• WHAT NEEDS TO BE DONE
Retype the material that follows, keeping every word as it is.

* Start EXTRACTED MATERIAL *

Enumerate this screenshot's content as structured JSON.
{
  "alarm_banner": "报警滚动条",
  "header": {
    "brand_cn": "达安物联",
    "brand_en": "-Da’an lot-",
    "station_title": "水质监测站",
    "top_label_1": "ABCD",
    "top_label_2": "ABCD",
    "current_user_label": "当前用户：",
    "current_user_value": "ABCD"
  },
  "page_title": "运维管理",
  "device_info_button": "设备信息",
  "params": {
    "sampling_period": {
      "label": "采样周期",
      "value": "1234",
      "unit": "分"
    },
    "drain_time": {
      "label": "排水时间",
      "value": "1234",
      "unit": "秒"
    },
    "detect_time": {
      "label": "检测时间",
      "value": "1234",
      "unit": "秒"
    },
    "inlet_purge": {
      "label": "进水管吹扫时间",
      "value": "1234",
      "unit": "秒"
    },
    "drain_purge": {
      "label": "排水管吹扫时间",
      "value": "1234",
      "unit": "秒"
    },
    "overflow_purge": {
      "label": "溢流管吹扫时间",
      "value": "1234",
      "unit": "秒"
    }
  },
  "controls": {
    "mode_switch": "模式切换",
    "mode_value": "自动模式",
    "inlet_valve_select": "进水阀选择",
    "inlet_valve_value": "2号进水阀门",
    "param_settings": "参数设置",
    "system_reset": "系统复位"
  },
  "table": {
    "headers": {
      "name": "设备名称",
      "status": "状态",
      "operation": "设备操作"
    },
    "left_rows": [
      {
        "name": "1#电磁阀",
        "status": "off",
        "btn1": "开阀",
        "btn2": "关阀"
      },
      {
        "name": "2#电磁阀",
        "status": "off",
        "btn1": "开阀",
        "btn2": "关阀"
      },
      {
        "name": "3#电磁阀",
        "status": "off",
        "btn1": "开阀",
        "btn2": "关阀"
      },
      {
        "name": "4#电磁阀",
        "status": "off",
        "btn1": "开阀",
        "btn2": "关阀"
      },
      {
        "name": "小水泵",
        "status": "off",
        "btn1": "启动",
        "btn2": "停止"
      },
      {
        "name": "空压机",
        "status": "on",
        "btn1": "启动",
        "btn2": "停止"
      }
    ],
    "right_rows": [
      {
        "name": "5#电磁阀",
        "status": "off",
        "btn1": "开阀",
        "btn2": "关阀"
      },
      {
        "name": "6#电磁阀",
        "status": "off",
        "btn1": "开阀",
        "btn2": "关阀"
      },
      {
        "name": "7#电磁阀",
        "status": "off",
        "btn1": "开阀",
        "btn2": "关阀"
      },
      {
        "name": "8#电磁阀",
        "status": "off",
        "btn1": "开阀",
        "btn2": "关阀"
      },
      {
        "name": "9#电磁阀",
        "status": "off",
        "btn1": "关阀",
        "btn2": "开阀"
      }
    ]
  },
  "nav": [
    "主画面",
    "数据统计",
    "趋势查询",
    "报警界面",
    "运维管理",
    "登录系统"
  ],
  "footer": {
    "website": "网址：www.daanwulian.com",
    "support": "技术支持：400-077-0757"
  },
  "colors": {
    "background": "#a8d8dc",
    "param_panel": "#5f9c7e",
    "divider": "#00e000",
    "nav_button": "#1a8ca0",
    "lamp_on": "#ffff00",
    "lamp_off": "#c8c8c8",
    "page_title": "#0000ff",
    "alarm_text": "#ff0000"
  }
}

* End EXTRACTED MATERIAL *

• EXERCISE RESPONSE
Enumerate this screenshot's content as structured JSON.
{
  "alarm_banner": "报警滚动条",
  "header": {
    "brand_cn": "达安物联",
    "brand_en": "-Da’an lot-",
    "station_title": "水质监测站",
    "top_label_1": "ABCD",
    "top_label_2": "ABCD",
    "current_user_label": "当前用户：",
    "current_user_value": "ABCD"
  },
  "page_title": "运维管理",
  "device_info_button": "设备信息",
  "params": {
    "sampling_period": {
      "label": "采样周期",
      "value": "1234",
      "unit": "分"
    },
    "drain_time": {
      "label": "排水时间",
      "value": "1234",
      "unit": "秒"
    },
    "detect_time": {
      "label": "检测时间",
      "value": "1234",
      "unit": "秒"
    },
    "inlet_purge": {
      "label": "进水管吹扫时间",
      "value": "1234",
      "unit": "秒"
    },
    "drain_purge": {
      "label": "排水管吹扫时间",
      "value": "1234",
      "unit": "秒"
    },
    "overflow_purge": {
      "label": "溢流管吹扫时间",
      "value": "1234",
      "unit": "秒"
    }
  },
  "controls": {
    "mode_switch": "模式切换",
    "mode_value": "自动模式",
    "inlet_valve_select": "进水阀选择",
    "inlet_valve_value": "2号进水阀门",
    "param_settings": "参数设置",
    "system_reset": "系统复位"
  },
  "table": {
    "headers": {
      "name": "设备名称",
      "status": "状态",
      "operation": "设备操作"
    },
    "left_rows": [
      {
        "name": "1#电磁阀",
        "status": "off",
        "btn1": "开阀",
        "btn2": "关阀"
      },
      {
        "name": "2#电磁阀",
        "status": "off",
        "btn1": "开阀",
        "btn2": "关阀"
      },
      {
        "name": "3#电磁阀",
        "status": "off",
        "btn1": "开阀",
        "btn2": "关阀"
      },
      {
        "name": "4#电磁阀",
        "status": "off",
        "btn1": "开阀",
        "btn2": "关阀"
      },
      {
        "name": "小水泵",
        "status": "off",
        "btn1": "启动",
        "btn2": "停止"
      },
      {
        "name": "空压机",
        "status": "on",
        "btn1": "启动",
        "btn2": "停止"
      }
    ],
    "right_rows": [
      {
        "name": "5#电磁阀",
        "status": "off",
        "btn1": "开阀",
        "btn2": "关阀"
      },
      {
        "name": "6#电磁阀",
        "status": "off",
        "btn1": "开阀",
        "btn2": "关阀"
      },
      {
        "name": "7#电磁阀",
        "status": "off",
        "btn1": "开阀",
        "btn2": "关阀"
      },
      {
        "name": "8#电磁阀",
        "status": "off",
        "btn1": "开阀",
        "btn2": "关阀"
      },
      {
        "name": "9#电磁阀",
        "status": "off",
        "btn1": "关阀",
        "btn2": "开阀"
      }
    ]
  },
  "nav": [
    "主画面",
    "数据统计",
    "趋势查询",
    "报警界面",
    "运维管理",
    "登录系统"
  ],
  "footer": {
    "website": "网址：www.daanwulian.com",
    "support": "技术支持：400-077-0757"
  },
  "colors": {
    "background": "#a8d8dc",
    "param_panel": "#5f9c7e",
    "divider": "#00e000",
    "nav_button": "#1a8ca0",
    "lamp_on": "#ffff00",
    "lamp_off": "#c8c8c8",
    "page_title": "#0000ff",
    "alarm_text": "#ff0000"
  }
}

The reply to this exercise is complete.